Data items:
--------

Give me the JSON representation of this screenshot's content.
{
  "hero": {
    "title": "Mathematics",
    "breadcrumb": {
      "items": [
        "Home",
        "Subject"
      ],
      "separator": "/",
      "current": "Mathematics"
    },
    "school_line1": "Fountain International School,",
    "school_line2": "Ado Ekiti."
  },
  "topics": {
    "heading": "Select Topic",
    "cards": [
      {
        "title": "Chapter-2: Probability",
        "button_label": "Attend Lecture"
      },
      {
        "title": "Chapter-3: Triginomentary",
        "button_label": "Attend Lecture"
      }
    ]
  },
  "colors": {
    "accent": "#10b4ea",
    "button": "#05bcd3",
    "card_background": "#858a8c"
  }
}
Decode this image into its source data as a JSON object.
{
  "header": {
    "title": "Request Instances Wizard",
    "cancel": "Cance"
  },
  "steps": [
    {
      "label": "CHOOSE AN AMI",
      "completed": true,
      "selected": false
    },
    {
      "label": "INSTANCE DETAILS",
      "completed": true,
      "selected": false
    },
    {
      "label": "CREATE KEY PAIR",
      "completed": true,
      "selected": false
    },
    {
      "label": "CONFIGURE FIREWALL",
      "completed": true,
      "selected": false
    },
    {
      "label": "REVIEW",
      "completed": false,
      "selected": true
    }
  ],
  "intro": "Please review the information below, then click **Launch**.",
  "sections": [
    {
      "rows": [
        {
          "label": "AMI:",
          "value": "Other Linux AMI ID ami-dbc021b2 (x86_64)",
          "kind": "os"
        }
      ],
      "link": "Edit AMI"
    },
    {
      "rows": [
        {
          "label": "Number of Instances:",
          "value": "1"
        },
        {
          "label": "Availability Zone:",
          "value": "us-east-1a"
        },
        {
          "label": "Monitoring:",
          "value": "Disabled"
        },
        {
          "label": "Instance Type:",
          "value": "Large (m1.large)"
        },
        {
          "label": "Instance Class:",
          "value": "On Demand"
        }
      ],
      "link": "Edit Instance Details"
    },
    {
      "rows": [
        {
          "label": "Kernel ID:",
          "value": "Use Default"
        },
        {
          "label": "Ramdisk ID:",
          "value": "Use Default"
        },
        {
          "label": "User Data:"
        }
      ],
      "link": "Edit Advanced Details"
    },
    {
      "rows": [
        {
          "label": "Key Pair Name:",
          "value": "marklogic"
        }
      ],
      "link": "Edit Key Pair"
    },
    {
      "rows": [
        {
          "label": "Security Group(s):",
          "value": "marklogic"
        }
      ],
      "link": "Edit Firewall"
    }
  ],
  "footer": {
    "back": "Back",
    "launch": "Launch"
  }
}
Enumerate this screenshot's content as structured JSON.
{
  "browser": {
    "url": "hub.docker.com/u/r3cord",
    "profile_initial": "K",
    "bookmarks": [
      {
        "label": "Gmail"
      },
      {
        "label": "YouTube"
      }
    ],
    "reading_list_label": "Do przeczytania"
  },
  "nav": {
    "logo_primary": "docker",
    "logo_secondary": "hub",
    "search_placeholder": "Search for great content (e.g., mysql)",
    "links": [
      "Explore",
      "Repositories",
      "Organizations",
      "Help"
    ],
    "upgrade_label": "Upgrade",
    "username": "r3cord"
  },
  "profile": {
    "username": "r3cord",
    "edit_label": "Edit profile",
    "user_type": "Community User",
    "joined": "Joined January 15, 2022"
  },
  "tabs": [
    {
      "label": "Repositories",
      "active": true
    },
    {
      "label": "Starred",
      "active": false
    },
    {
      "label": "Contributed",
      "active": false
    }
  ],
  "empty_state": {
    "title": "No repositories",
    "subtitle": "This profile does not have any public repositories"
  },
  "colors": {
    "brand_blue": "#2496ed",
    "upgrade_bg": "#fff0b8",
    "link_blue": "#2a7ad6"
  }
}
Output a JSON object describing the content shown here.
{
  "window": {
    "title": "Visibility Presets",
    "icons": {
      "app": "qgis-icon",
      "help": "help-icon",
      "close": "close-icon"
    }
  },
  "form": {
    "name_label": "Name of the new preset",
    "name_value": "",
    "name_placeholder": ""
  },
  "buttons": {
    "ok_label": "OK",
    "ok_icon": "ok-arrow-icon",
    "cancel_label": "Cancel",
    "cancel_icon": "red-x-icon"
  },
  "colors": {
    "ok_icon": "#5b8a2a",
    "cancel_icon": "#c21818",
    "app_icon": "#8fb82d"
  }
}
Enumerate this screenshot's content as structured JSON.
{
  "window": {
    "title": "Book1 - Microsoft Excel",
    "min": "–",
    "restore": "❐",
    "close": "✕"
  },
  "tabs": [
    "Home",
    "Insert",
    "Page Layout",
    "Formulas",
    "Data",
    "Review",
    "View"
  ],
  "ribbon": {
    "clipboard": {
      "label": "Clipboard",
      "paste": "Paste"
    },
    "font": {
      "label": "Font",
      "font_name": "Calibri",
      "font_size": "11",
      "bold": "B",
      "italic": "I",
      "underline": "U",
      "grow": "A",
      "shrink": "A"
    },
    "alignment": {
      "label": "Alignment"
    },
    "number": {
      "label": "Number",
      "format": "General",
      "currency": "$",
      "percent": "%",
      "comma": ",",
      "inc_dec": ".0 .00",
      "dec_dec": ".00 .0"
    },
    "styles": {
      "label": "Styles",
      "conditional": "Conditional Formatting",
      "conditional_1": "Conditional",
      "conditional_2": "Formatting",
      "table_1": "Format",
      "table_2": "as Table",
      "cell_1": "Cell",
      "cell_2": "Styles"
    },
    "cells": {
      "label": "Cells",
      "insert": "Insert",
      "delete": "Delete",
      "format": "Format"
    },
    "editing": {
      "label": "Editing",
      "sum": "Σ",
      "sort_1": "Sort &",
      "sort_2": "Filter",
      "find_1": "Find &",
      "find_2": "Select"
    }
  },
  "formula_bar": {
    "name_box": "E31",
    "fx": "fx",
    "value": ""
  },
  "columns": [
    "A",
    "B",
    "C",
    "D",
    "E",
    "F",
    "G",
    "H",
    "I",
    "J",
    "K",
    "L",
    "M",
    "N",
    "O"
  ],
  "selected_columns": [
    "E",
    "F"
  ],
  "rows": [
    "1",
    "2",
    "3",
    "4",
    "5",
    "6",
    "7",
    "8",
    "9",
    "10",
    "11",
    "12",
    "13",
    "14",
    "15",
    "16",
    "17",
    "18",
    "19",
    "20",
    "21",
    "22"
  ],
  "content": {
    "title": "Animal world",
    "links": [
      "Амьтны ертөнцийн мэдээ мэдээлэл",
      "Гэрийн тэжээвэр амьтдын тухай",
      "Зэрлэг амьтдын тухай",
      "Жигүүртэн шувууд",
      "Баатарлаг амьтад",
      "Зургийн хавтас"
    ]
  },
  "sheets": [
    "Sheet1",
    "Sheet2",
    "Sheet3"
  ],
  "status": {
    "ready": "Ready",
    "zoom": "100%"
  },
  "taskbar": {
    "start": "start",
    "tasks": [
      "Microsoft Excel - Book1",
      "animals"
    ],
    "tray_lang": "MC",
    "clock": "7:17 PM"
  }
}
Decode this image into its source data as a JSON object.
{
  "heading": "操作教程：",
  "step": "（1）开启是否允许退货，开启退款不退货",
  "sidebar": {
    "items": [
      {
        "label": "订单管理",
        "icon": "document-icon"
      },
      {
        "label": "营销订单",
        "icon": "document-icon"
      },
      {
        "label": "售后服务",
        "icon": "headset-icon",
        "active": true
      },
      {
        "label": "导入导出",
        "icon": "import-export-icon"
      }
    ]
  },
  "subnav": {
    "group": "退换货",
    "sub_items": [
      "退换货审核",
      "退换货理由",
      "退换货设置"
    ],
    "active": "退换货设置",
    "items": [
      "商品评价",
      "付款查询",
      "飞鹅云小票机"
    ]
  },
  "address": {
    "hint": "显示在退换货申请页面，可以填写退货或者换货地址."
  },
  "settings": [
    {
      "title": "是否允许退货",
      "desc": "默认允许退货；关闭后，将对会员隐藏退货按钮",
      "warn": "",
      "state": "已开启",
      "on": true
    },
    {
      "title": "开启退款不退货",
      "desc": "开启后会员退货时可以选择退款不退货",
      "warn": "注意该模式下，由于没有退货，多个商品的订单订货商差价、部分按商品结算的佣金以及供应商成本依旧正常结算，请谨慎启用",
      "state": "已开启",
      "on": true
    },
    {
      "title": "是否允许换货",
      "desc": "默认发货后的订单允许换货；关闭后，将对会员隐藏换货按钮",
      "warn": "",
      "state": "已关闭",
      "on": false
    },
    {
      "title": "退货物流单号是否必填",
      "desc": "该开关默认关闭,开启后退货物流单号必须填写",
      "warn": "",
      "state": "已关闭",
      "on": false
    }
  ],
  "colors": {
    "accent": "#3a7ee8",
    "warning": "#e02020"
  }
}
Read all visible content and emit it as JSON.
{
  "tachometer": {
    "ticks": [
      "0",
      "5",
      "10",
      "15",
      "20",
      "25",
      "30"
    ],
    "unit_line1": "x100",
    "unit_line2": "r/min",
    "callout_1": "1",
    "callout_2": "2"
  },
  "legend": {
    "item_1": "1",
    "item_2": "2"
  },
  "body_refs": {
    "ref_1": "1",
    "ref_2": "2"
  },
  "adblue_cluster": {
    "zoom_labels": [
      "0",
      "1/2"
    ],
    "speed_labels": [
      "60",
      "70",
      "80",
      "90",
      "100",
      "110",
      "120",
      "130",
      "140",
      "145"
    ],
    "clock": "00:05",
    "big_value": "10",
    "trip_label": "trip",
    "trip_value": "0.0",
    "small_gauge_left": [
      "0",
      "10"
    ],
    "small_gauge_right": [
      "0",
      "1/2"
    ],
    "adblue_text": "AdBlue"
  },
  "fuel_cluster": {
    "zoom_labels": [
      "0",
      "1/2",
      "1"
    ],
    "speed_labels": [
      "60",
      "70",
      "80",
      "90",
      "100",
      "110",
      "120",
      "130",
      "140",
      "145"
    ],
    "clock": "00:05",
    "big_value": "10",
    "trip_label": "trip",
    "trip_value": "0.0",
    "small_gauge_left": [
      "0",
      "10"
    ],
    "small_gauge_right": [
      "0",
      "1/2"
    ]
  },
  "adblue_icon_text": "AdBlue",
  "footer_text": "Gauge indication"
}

--------

* _The request_
Filter the records down to the lines that contain the string "docker", and copy those lines.

* _Solved exercise_
    "url": "hub.docker.com/u/r3cord",
    "logo_primary": "docker",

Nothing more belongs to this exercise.